TASK PROMPT:
Reproduce the records below exactly as they appear, omitting any pictures they contain.
***** INPUT RECORDS *****
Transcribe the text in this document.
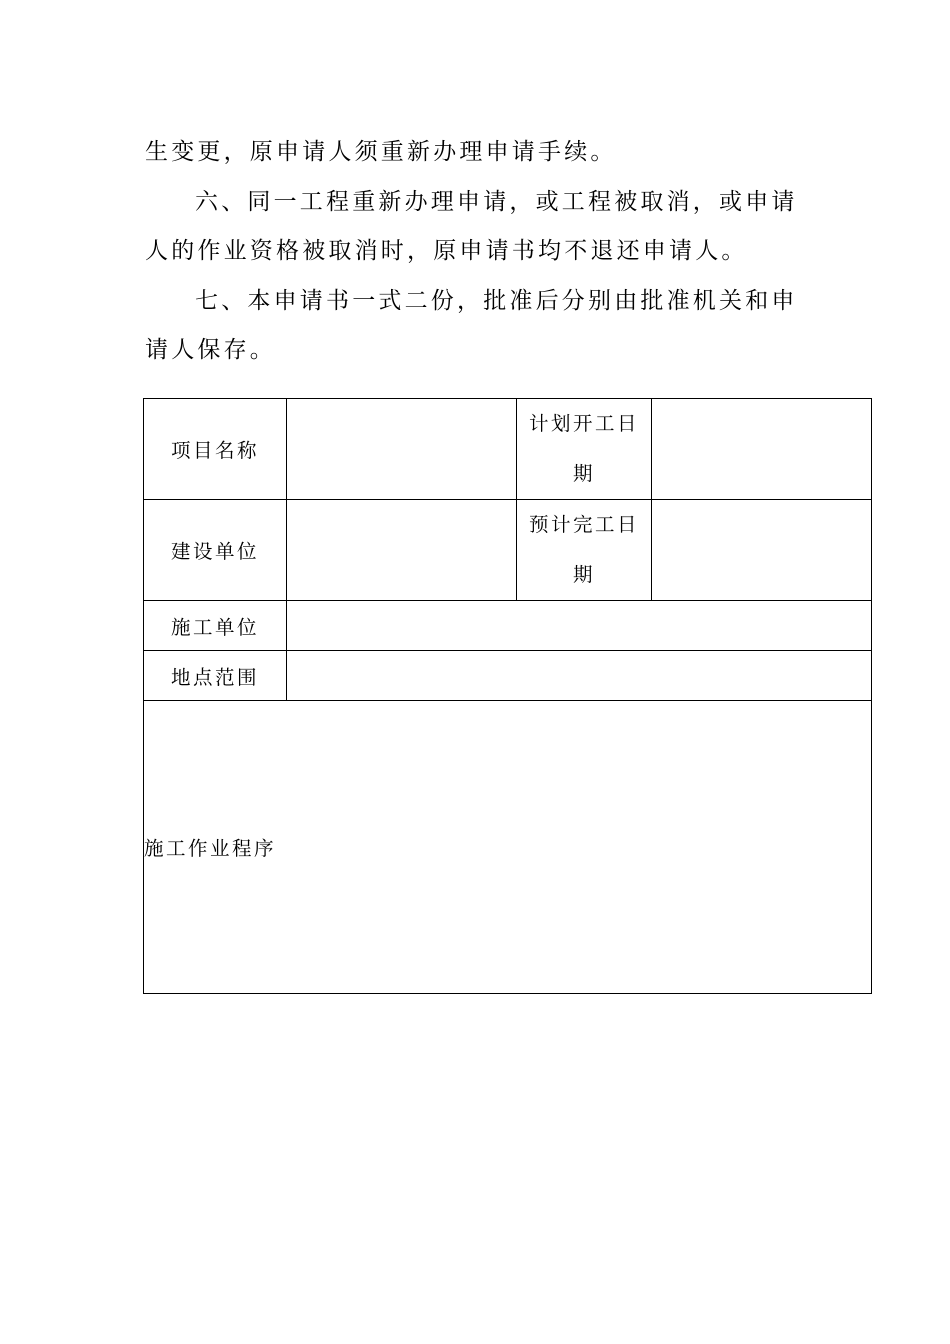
生变更，原申请人须重新办理申请手续。

六、同一工程重新办理申请，或工程被取消，或申请

人的作业资格被取消时，原申请书均不退还申请人。

七、本申请书一式二份，批准后分别由批准机关和申

请人保存。

项目名称		计划开工日
期	

建设单位		预计完工日
期	

施工单位			
地点范围			

施工作业程序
*****
TASK RESULT:
Transcribe the text in this document.
生变更，原申请人须重新办理申请手续。

六、同一工程重新办理申请，或工程被取消，或申请

人的作业资格被取消时，原申请书均不退还申请人。

七、本申请书一式二份，批准后分别由批准机关和申

请人保存。

项目名称		计划开工日
期	

建设单位		预计完工日
期	

施工单位			
地点范围			

施工作业程序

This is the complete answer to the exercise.